===== Task data =====

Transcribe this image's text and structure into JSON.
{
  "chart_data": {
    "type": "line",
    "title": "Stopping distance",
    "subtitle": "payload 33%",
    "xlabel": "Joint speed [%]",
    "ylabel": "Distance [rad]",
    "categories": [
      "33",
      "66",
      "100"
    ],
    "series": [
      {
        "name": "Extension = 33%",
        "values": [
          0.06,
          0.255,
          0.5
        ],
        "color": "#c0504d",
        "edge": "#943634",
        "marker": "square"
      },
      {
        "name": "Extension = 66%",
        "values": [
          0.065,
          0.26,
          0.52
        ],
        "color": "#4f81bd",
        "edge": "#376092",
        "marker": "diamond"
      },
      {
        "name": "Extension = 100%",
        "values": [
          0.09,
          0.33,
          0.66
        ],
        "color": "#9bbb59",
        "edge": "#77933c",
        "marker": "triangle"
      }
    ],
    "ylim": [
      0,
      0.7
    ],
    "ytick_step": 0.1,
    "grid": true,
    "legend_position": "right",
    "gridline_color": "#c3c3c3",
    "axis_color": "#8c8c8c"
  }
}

=====

Write down the full listing again, exactly.

• **Solution to the problem**
Transcribe this image's text and structure into JSON.
{
  "chart_data": {
    "type": "line",
    "title": "Stopping distance",
    "subtitle": "payload 33%",
    "xlabel": "Joint speed [%]",
    "ylabel": "Distance [rad]",
    "categories": [
      "33",
      "66",
      "100"
    ],
    "series": [
      {
        "name": "Extension = 33%",
        "values": [
          0.06,
          0.255,
          0.5
        ],
        "color": "#c0504d",
        "edge": "#943634",
        "marker": "square"
      },
      {
        "name": "Extension = 66%",
        "values": [
          0.065,
          0.26,
          0.52
        ],
        "color": "#4f81bd",
        "edge": "#376092",
        "marker": "diamond"
      },
      {
        "name": "Extension = 100%",
        "values": [
          0.09,
          0.33,
          0.66
        ],
        "color": "#9bbb59",
        "edge": "#77933c",
        "marker": "triangle"
      }
    ],
    "ylim": [
      0,
      0.7
    ],
    "ytick_step": 0.1,
    "grid": true,
    "legend_position": "right",
    "gridline_color": "#c3c3c3",
    "axis_color": "#8c8c8c"
  }
}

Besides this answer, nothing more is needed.